SOURCE DATA:
#####

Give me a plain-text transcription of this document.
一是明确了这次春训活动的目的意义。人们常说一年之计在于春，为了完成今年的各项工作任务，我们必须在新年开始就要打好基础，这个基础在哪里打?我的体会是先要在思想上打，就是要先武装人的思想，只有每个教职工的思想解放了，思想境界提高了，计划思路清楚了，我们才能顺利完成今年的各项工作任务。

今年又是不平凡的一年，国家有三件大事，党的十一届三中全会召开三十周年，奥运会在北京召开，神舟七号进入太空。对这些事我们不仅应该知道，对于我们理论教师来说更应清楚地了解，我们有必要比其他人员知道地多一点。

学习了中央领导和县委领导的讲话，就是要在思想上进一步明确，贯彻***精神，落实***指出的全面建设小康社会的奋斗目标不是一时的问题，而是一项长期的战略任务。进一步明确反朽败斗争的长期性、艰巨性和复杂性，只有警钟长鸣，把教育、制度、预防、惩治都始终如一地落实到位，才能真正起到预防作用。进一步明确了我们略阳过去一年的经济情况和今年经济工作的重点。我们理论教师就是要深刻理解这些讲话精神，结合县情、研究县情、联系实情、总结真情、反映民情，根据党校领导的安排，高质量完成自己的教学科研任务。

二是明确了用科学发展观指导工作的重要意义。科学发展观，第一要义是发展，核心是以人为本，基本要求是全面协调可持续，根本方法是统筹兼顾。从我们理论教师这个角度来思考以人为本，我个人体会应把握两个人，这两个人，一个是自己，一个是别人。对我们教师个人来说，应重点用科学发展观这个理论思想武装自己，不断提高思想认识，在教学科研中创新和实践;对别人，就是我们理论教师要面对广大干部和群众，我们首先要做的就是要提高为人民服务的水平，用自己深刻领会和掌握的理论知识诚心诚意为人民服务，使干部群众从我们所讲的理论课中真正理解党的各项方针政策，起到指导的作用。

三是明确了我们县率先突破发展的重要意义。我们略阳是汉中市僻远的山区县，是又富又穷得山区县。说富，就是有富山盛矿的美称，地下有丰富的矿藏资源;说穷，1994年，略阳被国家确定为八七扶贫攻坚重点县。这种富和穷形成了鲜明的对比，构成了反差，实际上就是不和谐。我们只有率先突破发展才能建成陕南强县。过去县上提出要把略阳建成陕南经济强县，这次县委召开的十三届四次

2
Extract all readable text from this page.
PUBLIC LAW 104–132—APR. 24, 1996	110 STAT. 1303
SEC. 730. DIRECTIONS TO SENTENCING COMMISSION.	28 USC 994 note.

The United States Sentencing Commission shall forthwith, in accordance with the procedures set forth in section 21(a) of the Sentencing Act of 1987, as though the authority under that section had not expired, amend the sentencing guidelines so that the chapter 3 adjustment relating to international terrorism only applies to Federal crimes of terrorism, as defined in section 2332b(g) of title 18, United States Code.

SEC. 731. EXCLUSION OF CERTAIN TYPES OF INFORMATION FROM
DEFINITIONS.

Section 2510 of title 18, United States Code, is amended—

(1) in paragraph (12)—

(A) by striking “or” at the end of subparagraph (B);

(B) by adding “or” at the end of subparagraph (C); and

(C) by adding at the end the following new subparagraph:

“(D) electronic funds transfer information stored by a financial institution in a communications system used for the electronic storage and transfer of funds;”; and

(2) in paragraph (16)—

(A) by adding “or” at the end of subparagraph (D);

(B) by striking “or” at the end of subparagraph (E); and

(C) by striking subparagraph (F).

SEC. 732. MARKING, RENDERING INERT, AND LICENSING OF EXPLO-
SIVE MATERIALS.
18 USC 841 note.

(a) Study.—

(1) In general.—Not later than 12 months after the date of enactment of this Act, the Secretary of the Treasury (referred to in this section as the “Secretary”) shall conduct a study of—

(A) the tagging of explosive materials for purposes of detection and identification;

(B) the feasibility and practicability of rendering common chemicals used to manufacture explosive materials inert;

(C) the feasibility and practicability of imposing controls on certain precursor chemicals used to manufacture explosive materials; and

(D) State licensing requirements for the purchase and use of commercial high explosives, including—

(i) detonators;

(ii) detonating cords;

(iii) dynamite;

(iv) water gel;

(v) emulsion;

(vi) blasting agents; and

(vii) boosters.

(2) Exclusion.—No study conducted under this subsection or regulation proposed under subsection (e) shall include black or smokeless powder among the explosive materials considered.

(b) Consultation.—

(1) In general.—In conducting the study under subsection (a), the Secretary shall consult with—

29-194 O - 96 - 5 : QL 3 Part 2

#####

WHAT IS ASKED: Return what is listed above, exactly and completely.

SOLUTION FOR THIS PROBLEM:
Give me a plain-text transcription of this document.
一是明确了这次春训活动的目的意义。人们常说一年之计在于春，为了完成今年的各项工作任务，我们必须在新年开始就要打好基础，这个基础在哪里打?我的体会是先要在思想上打，就是要先武装人的思想，只有每个教职工的思想解放了，思想境界提高了，计划思路清楚了，我们才能顺利完成今年的各项工作任务。

今年又是不平凡的一年，国家有三件大事，党的十一届三中全会召开三十周年，奥运会在北京召开，神舟七号进入太空。对这些事我们不仅应该知道，对于我们理论教师来说更应清楚地了解，我们有必要比其他人员知道地多一点。

学习了中央领导和县委领导的讲话，就是要在思想上进一步明确，贯彻***精神，落实***指出的全面建设小康社会的奋斗目标不是一时的问题，而是一项长期的战略任务。进一步明确反朽败斗争的长期性、艰巨性和复杂性，只有警钟长鸣，把教育、制度、预防、惩治都始终如一地落实到位，才能真正起到预防作用。进一步明确了我们略阳过去一年的经济情况和今年经济工作的重点。我们理论教师就是要深刻理解这些讲话精神，结合县情、研究县情、联系实情、总结真情、反映民情，根据党校领导的安排，高质量完成自己的教学科研任务。

二是明确了用科学发展观指导工作的重要意义。科学发展观，第一要义是发展，核心是以人为本，基本要求是全面协调可持续，根本方法是统筹兼顾。从我们理论教师这个角度来思考以人为本，我个人体会应把握两个人，这两个人，一个是自己，一个是别人。对我们教师个人来说，应重点用科学发展观这个理论思想武装自己，不断提高思想认识，在教学科研中创新和实践;对别人，就是我们理论教师要面对广大干部和群众，我们首先要做的就是要提高为人民服务的水平，用自己深刻领会和掌握的理论知识诚心诚意为人民服务，使干部群众从我们所讲的理论课中真正理解党的各项方针政策，起到指导的作用。

三是明确了我们县率先突破发展的重要意义。我们略阳是汉中市僻远的山区县，是又富又穷得山区县。说富，就是有富山盛矿的美称，地下有丰富的矿藏资源;说穷，1994年，略阳被国家确定为八七扶贫攻坚重点县。这种富和穷形成了鲜明的对比，构成了反差，实际上就是不和谐。我们只有率先突破发展才能建成陕南强县。过去县上提出要把略阳建成陕南经济强县，这次县委召开的十三届四次

2
Extract all readable text from this page.
PUBLIC LAW 104–132—APR. 24, 1996	110 STAT. 1303
SEC. 730. DIRECTIONS TO SENTENCING COMMISSION.	28 USC 994 note.

The United States Sentencing Commission shall forthwith, in accordance with the procedures set forth in section 21(a) of the Sentencing Act of 1987, as though the authority under that section had not expired, amend the sentencing guidelines so that the chapter 3 adjustment relating to international terrorism only applies to Federal crimes of terrorism, as defined in section 2332b(g) of title 18, United States Code.

SEC. 731. EXCLUSION OF CERTAIN TYPES OF INFORMATION FROM
DEFINITIONS.

Section 2510 of title 18, United States Code, is amended—

(1) in paragraph (12)—

(A) by striking “or” at the end of subparagraph (B);

(B) by adding “or” at the end of subparagraph (C); and

(C) by adding at the end the following new subparagraph:

“(D) electronic funds transfer information stored by a financial institution in a communications system used for the electronic storage and transfer of funds;”; and

(2) in paragraph (16)—

(A) by adding “or” at the end of subparagraph (D);

(B) by striking “or” at the end of subparagraph (E); and

(C) by striking subparagraph (F).

SEC. 732. MARKING, RENDERING INERT, AND LICENSING OF EXPLO-
SIVE MATERIALS.
18 USC 841 note.

(a) Study.—

(1) In general.—Not later than 12 months after the date of enactment of this Act, the Secretary of the Treasury (referred to in this section as the “Secretary”) shall conduct a study of—

(A) the tagging of explosive materials for purposes of detection and identification;

(B) the feasibility and practicability of rendering common chemicals used to manufacture explosive materials inert;

(C) the feasibility and practicability of imposing controls on certain precursor chemicals used to manufacture explosive materials; and

(D) State licensing requirements for the purchase and use of commercial high explosives, including—

(i) detonators;

(ii) detonating cords;

(iii) dynamite;

(iv) water gel;

(v) emulsion;

(vi) blasting agents; and

(vii) boosters.

(2) Exclusion.—No study conducted under this subsection or regulation proposed under subsection (e) shall include black or smokeless powder among the explosive materials considered.

(b) Consultation.—

(1) In general.—In conducting the study under subsection (a), the Secretary shall consult with—

29-194 O - 96 - 5 : QL 3 Part 2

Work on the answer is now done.